Dataset items:
○ ○ ○ ○ ○ ○ ○
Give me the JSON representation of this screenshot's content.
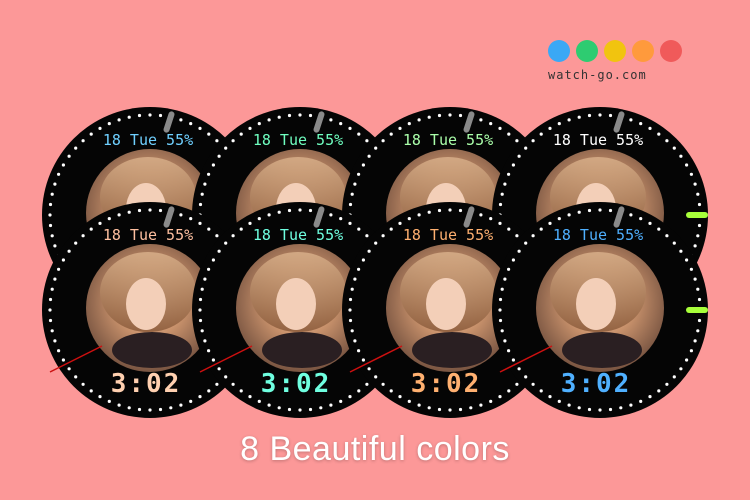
{
  "brand": {
    "name": "watch-go.com",
    "dot_colors": [
      "#3aa8f5",
      "#2ecc71",
      "#f1c40f",
      "#ff9a3c",
      "#f05a5a"
    ]
  },
  "caption": "8 Beautiful colors",
  "watch": {
    "date_text": "18 Tue 55%",
    "time_text": "3:02",
    "photo": "woman portrait",
    "marker_color": "#a8ff3a",
    "hand_color": "#cc1010"
  },
  "watch_variants": [
    {
      "row": "back",
      "date_color": "#6fd0ff",
      "time_color": "#9ad0ff"
    },
    {
      "row": "back",
      "date_color": "#6fffc0",
      "time_color": "#6fffc0"
    },
    {
      "row": "back",
      "date_color": "#aaffaa",
      "time_color": "#ffd27a"
    },
    {
      "row": "back",
      "date_color": "#ffffff",
      "time_color": "#ffb0ff"
    },
    {
      "row": "front",
      "date_color": "#ffc0a0",
      "time_color": "#ffd0b0"
    },
    {
      "row": "front",
      "date_color": "#6fffe0",
      "time_color": "#6fffe0"
    },
    {
      "row": "front",
      "date_color": "#ffb070",
      "time_color": "#ffb070"
    },
    {
      "row": "front",
      "date_color": "#4fb0ff",
      "time_color": "#4fb0ff"
    }
  ]
}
○ ○ ○ ○ ○ ○ ○
> [The request] Copy the entries exactly. Leave out the images.

> [Task output]
Give me the JSON representation of this screenshot's content.
{
  "brand": {
    "name": "watch-go.com",
    "dot_colors": [
      "#3aa8f5",
      "#2ecc71",
      "#f1c40f",
      "#ff9a3c",
      "#f05a5a"
    ]
  },
  "caption": "8 Beautiful colors",
  "watch": {
    "date_text": "18 Tue 55%",
    "time_text": "3:02",
    "photo": "woman portrait",
    "marker_color": "#a8ff3a",
    "hand_color": "#cc1010"
  },
  "watch_variants": [
    {
      "row": "back",
      "date_color": "#6fd0ff",
      "time_color": "#9ad0ff"
    },
    {
      "row": "back",
      "date_color": "#6fffc0",
      "time_color": "#6fffc0"
    },
    {
      "row": "back",
      "date_color": "#aaffaa",
      "time_color": "#ffd27a"
    },
    {
      "row": "back",
      "date_color": "#ffffff",
      "time_color": "#ffb0ff"
    },
    {
      "row": "front",
      "date_color": "#ffc0a0",
      "time_color": "#ffd0b0"
    },
    {
      "row": "front",
      "date_color": "#6fffe0",
      "time_color": "#6fffe0"
    },
    {
      "row": "front",
      "date_color": "#ffb070",
      "time_color": "#ffb070"
    },
    {
      "row": "front",
      "date_color": "#4fb0ff",
      "time_color": "#4fb0ff"
    }
  ]
}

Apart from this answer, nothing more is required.